◆ GIVEN EXERCISE ◆
Copy each row below that contains the string "rule". Case counts.
--- START SUPPLIED DATA ---
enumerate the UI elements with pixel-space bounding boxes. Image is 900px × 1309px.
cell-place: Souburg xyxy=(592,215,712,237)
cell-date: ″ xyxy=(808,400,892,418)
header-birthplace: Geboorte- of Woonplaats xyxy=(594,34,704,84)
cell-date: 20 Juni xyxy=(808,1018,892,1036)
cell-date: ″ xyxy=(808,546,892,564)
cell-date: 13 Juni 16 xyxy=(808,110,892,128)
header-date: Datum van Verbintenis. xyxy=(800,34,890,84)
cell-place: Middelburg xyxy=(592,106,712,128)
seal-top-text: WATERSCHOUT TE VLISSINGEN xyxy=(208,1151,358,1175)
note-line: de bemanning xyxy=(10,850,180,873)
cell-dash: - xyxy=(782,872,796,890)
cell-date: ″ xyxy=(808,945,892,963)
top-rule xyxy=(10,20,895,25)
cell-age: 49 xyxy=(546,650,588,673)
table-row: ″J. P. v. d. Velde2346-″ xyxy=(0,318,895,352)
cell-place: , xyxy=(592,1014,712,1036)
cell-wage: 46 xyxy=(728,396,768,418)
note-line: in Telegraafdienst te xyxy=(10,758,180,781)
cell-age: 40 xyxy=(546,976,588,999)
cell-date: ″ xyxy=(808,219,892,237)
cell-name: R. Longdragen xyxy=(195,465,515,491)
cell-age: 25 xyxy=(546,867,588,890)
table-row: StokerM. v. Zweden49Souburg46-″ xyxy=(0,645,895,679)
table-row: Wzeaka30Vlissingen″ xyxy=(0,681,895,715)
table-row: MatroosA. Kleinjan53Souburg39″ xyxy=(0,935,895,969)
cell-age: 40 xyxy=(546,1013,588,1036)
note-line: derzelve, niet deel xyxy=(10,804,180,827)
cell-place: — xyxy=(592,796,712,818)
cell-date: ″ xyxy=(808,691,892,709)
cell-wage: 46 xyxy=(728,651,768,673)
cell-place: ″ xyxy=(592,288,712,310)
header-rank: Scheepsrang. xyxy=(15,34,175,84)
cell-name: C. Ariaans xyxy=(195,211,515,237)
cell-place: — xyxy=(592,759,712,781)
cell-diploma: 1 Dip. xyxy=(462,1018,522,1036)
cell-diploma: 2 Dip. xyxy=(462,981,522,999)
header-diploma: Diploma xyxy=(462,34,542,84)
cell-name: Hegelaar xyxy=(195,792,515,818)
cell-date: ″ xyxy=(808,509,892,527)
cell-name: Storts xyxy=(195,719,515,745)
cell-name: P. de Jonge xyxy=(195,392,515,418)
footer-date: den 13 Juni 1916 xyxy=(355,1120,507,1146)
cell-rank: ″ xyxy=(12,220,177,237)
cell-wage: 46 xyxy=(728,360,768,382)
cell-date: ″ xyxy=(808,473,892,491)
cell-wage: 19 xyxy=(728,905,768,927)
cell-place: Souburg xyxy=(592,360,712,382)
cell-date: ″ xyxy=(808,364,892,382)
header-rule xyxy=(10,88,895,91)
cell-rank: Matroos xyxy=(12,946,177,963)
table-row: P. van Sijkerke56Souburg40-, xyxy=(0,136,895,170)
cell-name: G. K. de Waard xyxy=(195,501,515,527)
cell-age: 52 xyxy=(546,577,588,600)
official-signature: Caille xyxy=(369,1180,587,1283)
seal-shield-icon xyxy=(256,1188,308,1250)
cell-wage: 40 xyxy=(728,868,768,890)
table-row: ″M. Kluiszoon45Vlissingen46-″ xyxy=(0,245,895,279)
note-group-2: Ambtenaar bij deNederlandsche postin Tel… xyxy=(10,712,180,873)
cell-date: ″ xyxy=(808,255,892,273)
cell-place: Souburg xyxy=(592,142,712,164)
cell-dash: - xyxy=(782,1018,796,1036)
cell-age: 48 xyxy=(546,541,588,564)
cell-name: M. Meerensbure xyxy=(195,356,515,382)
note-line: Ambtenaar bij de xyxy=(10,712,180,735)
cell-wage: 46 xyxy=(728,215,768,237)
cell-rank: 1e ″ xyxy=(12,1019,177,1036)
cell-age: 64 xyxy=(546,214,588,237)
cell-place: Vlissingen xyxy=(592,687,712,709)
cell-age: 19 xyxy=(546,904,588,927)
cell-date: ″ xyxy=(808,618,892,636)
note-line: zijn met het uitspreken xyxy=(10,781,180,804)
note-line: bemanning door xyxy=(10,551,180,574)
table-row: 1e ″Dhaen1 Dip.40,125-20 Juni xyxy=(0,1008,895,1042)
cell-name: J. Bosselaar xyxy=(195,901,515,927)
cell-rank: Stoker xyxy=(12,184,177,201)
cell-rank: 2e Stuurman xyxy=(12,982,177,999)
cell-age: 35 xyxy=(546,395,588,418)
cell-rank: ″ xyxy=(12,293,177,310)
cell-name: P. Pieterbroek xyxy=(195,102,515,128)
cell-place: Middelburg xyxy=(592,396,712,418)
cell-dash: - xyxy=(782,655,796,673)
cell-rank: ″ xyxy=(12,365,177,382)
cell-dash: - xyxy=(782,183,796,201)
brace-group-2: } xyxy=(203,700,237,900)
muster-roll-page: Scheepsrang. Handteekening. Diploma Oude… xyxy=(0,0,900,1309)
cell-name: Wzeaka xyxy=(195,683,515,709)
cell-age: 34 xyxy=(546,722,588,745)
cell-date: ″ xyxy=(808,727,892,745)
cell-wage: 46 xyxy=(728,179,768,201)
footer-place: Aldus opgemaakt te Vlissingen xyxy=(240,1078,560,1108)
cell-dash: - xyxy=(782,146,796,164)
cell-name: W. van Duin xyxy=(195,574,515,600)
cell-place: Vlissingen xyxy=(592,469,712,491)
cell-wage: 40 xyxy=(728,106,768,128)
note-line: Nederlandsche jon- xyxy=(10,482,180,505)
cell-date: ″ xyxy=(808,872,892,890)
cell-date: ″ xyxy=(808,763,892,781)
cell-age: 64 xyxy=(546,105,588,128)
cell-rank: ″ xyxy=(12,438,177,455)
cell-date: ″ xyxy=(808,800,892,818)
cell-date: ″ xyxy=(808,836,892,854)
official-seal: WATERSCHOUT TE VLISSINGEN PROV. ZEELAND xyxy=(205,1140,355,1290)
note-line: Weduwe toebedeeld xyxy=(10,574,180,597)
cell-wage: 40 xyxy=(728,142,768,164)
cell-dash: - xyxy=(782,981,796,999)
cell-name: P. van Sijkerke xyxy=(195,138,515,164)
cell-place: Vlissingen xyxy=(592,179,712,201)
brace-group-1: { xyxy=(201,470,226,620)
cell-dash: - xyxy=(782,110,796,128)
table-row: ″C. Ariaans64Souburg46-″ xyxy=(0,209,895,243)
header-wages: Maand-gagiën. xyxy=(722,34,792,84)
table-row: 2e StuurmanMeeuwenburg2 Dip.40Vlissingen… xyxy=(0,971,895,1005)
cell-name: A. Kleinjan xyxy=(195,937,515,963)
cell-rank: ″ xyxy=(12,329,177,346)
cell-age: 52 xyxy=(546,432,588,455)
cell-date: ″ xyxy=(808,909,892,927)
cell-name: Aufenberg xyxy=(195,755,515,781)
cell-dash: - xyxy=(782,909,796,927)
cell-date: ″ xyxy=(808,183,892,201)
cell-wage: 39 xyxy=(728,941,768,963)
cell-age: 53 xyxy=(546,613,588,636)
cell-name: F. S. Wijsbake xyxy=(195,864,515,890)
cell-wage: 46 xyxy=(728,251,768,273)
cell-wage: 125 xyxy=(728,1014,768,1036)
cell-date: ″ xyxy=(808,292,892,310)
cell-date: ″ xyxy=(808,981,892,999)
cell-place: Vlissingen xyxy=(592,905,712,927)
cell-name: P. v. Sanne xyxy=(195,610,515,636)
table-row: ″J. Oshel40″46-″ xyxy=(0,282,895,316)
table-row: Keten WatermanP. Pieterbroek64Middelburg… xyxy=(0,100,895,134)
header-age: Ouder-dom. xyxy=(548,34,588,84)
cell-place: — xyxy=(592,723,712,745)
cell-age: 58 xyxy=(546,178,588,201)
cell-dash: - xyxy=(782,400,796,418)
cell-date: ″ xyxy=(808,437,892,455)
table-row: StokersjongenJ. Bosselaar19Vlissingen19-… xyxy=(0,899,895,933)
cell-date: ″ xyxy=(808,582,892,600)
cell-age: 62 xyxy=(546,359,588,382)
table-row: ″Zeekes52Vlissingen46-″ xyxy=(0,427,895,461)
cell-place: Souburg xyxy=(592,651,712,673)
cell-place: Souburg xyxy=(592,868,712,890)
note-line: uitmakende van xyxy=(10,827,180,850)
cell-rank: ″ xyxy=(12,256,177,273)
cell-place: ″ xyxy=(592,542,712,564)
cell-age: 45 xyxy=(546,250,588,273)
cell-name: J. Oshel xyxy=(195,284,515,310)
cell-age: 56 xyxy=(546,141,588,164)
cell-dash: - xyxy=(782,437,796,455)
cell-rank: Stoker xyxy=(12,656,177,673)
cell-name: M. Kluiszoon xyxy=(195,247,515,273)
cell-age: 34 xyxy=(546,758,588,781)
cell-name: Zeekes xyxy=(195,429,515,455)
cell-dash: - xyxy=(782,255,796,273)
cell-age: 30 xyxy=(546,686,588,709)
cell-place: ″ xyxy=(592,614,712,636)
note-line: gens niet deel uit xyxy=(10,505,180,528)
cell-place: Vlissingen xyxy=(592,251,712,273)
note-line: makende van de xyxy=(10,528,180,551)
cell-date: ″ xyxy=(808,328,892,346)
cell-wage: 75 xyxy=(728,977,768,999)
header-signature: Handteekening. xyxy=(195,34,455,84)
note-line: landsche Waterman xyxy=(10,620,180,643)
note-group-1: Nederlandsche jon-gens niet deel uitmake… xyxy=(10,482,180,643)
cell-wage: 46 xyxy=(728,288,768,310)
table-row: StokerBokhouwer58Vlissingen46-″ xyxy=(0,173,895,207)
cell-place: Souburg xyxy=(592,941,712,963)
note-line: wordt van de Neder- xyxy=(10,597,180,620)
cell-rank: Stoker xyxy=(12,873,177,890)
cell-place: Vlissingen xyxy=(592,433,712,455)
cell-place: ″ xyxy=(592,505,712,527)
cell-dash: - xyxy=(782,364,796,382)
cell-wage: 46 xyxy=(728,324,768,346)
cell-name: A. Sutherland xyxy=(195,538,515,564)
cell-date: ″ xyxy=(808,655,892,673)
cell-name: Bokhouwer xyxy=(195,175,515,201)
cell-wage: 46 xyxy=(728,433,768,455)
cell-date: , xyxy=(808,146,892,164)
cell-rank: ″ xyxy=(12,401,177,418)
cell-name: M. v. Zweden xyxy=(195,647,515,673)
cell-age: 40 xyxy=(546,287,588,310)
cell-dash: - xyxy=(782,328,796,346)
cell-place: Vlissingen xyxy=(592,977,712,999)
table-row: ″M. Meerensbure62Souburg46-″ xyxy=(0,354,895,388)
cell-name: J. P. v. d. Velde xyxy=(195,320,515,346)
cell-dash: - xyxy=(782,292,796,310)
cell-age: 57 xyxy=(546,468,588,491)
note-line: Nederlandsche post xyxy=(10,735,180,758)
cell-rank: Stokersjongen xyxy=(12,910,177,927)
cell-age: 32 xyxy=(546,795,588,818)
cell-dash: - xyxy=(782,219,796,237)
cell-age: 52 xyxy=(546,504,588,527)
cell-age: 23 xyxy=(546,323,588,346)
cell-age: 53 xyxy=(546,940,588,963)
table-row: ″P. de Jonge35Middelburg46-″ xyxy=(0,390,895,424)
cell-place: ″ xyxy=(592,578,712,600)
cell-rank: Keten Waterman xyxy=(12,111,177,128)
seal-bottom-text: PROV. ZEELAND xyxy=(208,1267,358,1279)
--- END SUPPLIED DATA ---
◆ CORRECT RESPONSE ◆
top-rule xyxy=(10,20,895,25)
header-rule xyxy=(10,88,895,91)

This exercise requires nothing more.